══ Provided information ══

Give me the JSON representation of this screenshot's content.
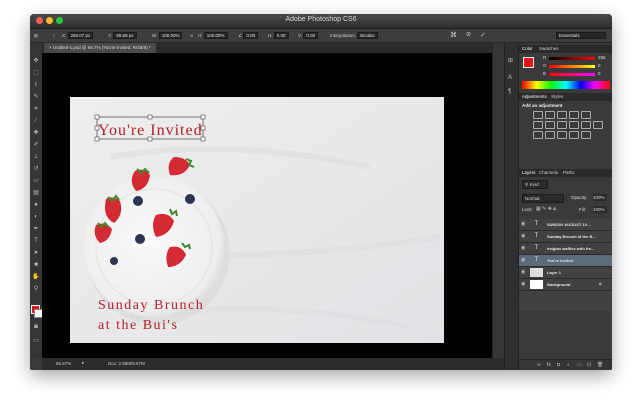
{
  "window": {
    "title": "Adobe Photoshop CS6"
  },
  "options_bar": {
    "x_label": "X:",
    "x_value": "260.07 px",
    "y_label": "Y:",
    "y_value": "89.59 px",
    "w_label": "W:",
    "w_value": "100.00%",
    "h_label": "H:",
    "h_value": "100.00%",
    "angle_value": "0.00",
    "h_skew_label": "H:",
    "h_skew_value": "0.00",
    "v_skew_label": "V:",
    "v_skew_value": "0.00",
    "interpolation_label": "Interpolation:",
    "interpolation_value": "Bicubic",
    "workspace": "Essentials"
  },
  "document_tab": {
    "label": "Untitled-1.psd @ 66.7% (You're Invited, RGB/8) *"
  },
  "canvas_text": {
    "invited": "You're Invited",
    "line1": "Sunday Brunch",
    "line2": "at the Bui's"
  },
  "status": {
    "zoom": "66.67%",
    "doc": "Doc: 2.88M/9.67M"
  },
  "color_panel": {
    "tabs": [
      "Color",
      "Swatches"
    ],
    "r_label": "R",
    "r_value": "255",
    "g_label": "G",
    "g_value": "0",
    "b_label": "B",
    "b_value": "0"
  },
  "adjustments_panel": {
    "tabs": [
      "Adjustments",
      "Styles"
    ],
    "subtitle": "Add an adjustment"
  },
  "layers_panel": {
    "tabs": [
      "Layers",
      "Channels",
      "Paths"
    ],
    "filter": "Kind",
    "blend_mode": "Normal",
    "opacity_label": "Opacity:",
    "opacity_value": "100%",
    "lock_label": "Lock:",
    "fill_label": "Fill:",
    "fill_value": "100%",
    "layers": [
      {
        "name": "SUNDAY AUGUST 10 ...",
        "type": "T"
      },
      {
        "name": "Sunday Brunch at the B...",
        "type": "T"
      },
      {
        "name": "belgian waffles with fre...",
        "type": "T"
      },
      {
        "name": "You're Invited",
        "type": "T"
      },
      {
        "name": "Layer 1",
        "type": "img"
      },
      {
        "name": "Background",
        "type": "bg"
      }
    ]
  },
  "colors": {
    "accent_red": "#b51f26",
    "selected_layer": "#5d6a7a",
    "foreground": "#e0151b"
  }
}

═══

| Task |
Quote everything in the listing above exactly; pictures are the only thing to omit.

| Expected answer |
Give me the JSON representation of this screenshot's content.
{
  "window": {
    "title": "Adobe Photoshop CS6"
  },
  "options_bar": {
    "x_label": "X:",
    "x_value": "260.07 px",
    "y_label": "Y:",
    "y_value": "89.59 px",
    "w_label": "W:",
    "w_value": "100.00%",
    "h_label": "H:",
    "h_value": "100.00%",
    "angle_value": "0.00",
    "h_skew_label": "H:",
    "h_skew_value": "0.00",
    "v_skew_label": "V:",
    "v_skew_value": "0.00",
    "interpolation_label": "Interpolation:",
    "interpolation_value": "Bicubic",
    "workspace": "Essentials"
  },
  "document_tab": {
    "label": "Untitled-1.psd @ 66.7% (You're Invited, RGB/8) *"
  },
  "canvas_text": {
    "invited": "You're Invited",
    "line1": "Sunday Brunch",
    "line2": "at the Bui's"
  },
  "status": {
    "zoom": "66.67%",
    "doc": "Doc: 2.88M/9.67M"
  },
  "color_panel": {
    "tabs": [
      "Color",
      "Swatches"
    ],
    "r_label": "R",
    "r_value": "255",
    "g_label": "G",
    "g_value": "0",
    "b_label": "B",
    "b_value": "0"
  },
  "adjustments_panel": {
    "tabs": [
      "Adjustments",
      "Styles"
    ],
    "subtitle": "Add an adjustment"
  },
  "layers_panel": {
    "tabs": [
      "Layers",
      "Channels",
      "Paths"
    ],
    "filter": "Kind",
    "blend_mode": "Normal",
    "opacity_label": "Opacity:",
    "opacity_value": "100%",
    "lock_label": "Lock:",
    "fill_label": "Fill:",
    "fill_value": "100%",
    "layers": [
      {
        "name": "SUNDAY AUGUST 10 ...",
        "type": "T"
      },
      {
        "name": "Sunday Brunch at the B...",
        "type": "T"
      },
      {
        "name": "belgian waffles with fre...",
        "type": "T"
      },
      {
        "name": "You're Invited",
        "type": "T"
      },
      {
        "name": "Layer 1",
        "type": "img"
      },
      {
        "name": "Background",
        "type": "bg"
      }
    ]
  },
  "colors": {
    "accent_red": "#b51f26",
    "selected_layer": "#5d6a7a",
    "foreground": "#e0151b"
  }
}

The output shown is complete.